-- Begin --

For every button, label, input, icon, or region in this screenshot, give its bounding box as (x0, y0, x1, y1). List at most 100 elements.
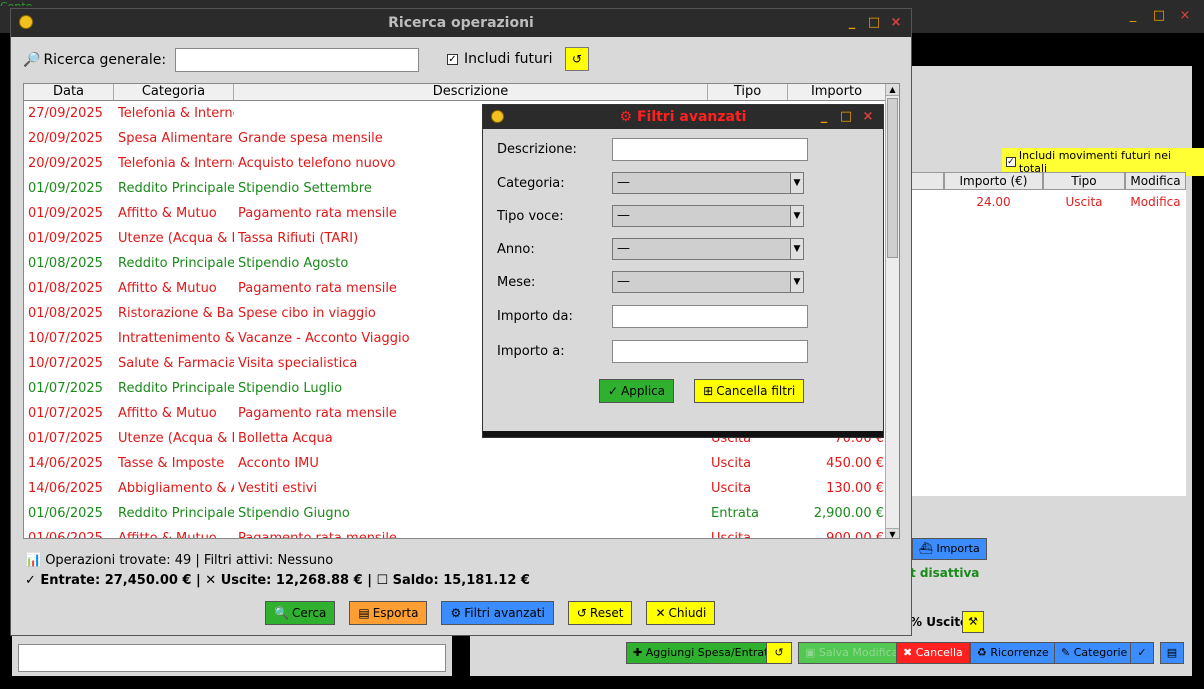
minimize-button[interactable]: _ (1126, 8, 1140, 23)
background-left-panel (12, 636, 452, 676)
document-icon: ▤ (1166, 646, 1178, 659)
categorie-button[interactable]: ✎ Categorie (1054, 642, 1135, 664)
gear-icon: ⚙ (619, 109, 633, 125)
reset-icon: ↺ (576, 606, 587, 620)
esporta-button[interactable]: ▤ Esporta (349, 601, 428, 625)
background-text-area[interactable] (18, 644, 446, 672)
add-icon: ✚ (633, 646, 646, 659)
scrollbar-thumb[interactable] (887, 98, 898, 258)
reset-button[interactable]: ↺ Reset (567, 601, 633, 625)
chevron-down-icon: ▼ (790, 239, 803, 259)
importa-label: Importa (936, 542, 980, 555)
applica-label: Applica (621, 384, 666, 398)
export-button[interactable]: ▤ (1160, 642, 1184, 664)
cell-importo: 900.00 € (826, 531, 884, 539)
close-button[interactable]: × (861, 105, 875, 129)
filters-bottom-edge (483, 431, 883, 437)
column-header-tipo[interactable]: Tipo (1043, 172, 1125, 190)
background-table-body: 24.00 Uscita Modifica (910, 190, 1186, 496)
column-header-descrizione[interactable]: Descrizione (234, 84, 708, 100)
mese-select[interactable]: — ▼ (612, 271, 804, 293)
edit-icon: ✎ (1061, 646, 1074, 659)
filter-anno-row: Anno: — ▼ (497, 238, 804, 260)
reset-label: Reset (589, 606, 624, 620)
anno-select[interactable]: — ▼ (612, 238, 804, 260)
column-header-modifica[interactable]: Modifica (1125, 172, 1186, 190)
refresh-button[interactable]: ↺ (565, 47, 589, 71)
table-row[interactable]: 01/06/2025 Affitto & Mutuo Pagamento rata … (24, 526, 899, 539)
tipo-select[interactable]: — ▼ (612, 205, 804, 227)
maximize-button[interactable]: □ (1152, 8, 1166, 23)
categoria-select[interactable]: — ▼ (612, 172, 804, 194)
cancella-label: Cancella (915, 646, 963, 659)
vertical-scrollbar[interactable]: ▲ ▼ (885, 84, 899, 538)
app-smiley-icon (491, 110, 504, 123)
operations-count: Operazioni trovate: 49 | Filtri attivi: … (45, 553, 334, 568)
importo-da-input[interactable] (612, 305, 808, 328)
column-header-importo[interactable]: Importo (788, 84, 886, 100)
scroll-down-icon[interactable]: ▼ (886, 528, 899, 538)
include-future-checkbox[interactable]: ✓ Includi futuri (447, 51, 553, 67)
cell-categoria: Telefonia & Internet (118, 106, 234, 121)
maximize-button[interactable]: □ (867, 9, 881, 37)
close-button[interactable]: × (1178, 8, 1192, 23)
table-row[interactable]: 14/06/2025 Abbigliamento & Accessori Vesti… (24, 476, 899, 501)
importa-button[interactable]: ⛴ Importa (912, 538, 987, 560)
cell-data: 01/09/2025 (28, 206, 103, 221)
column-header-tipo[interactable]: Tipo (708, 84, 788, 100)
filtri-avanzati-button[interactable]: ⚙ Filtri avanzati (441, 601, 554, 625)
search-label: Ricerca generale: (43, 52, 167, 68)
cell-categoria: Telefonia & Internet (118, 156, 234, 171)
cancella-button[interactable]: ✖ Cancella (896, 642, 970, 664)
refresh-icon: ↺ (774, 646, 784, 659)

-- End --

* [PROBLEM STATEMENT]:
Copy every line of the items above verbatim, leaving out the pictures.

* [RESULT FOR THIS TASK]:
For every button, label, input, icon, or region in this screenshot, give its bounding box as (x0, y0, x1, y1). List at most 100 elements.
minimize-button[interactable]: _ (1126, 8, 1140, 23)
background-left-panel (12, 636, 452, 676)
document-icon: ▤ (1166, 646, 1178, 659)
categorie-button[interactable]: ✎ Categorie (1054, 642, 1135, 664)
gear-icon: ⚙ (619, 109, 633, 125)
reset-icon: ↺ (576, 606, 587, 620)
esporta-button[interactable]: ▤ Esporta (349, 601, 428, 625)
background-text-area[interactable] (18, 644, 446, 672)
add-icon: ✚ (633, 646, 646, 659)
scrollbar-thumb[interactable] (887, 98, 898, 258)
reset-button[interactable]: ↺ Reset (567, 601, 633, 625)
chevron-down-icon: ▼ (790, 239, 803, 259)
importa-label: Importa (936, 542, 980, 555)
applica-label: Applica (621, 384, 666, 398)
export-button[interactable]: ▤ (1160, 642, 1184, 664)
cell-importo: 900.00 € (826, 531, 884, 539)
close-button[interactable]: × (861, 105, 875, 129)
filters-bottom-edge (483, 431, 883, 437)
column-header-tipo[interactable]: Tipo (1043, 172, 1125, 190)
background-table-body: 24.00 Uscita Modifica (910, 190, 1186, 496)
column-header-descrizione[interactable]: Descrizione (234, 84, 708, 100)
mese-select[interactable]: — ▼ (612, 271, 804, 293)
edit-icon: ✎ (1061, 646, 1074, 659)
filter-anno-row: Anno: — ▼ (497, 238, 804, 260)
reset-label: Reset (589, 606, 624, 620)
anno-select[interactable]: — ▼ (612, 238, 804, 260)
column-header-modifica[interactable]: Modifica (1125, 172, 1186, 190)
refresh-button[interactable]: ↺ (565, 47, 589, 71)
table-row[interactable]: 01/06/2025 Affitto & Mutuo Pagamento rata … (24, 526, 899, 539)
tipo-select[interactable]: — ▼ (612, 205, 804, 227)
maximize-button[interactable]: □ (1152, 8, 1166, 23)
categoria-select[interactable]: — ▼ (612, 172, 804, 194)
cancella-label: Cancella (915, 646, 963, 659)
vertical-scrollbar[interactable]: ▲ ▼ (885, 84, 899, 538)
app-smiley-icon (491, 110, 504, 123)
operations-count: Operazioni trovate: 49 | Filtri attivi: … (45, 553, 334, 568)
importo-da-input[interactable] (612, 305, 808, 328)
column-header-importo[interactable]: Importo (788, 84, 886, 100)
scroll-down-icon[interactable]: ▼ (886, 528, 899, 538)
include-future-checkbox[interactable]: ✓ Includi futuri (447, 51, 553, 67)
cell-categoria: Telefonia & Internet (118, 106, 234, 121)
maximize-button[interactable]: □ (867, 9, 881, 37)
close-button[interactable]: × (1178, 8, 1192, 23)
table-row[interactable]: 14/06/2025 Abbigliamento & Accessori Vesti… (24, 476, 899, 501)
importa-button[interactable]: ⛴ Importa (912, 538, 987, 560)
cell-data: 01/09/2025 (28, 206, 103, 221)
column-header-tipo[interactable]: Tipo (708, 84, 788, 100)
filtri-avanzati-button[interactable]: ⚙ Filtri avanzati (441, 601, 554, 625)
search-label: Ricerca generale: (43, 52, 167, 68)
cell-categoria: Telefonia & Internet (118, 156, 234, 171)
cancella-button[interactable]: ✖ Cancella (896, 642, 970, 664)
refresh-icon: ↺ (774, 646, 784, 659)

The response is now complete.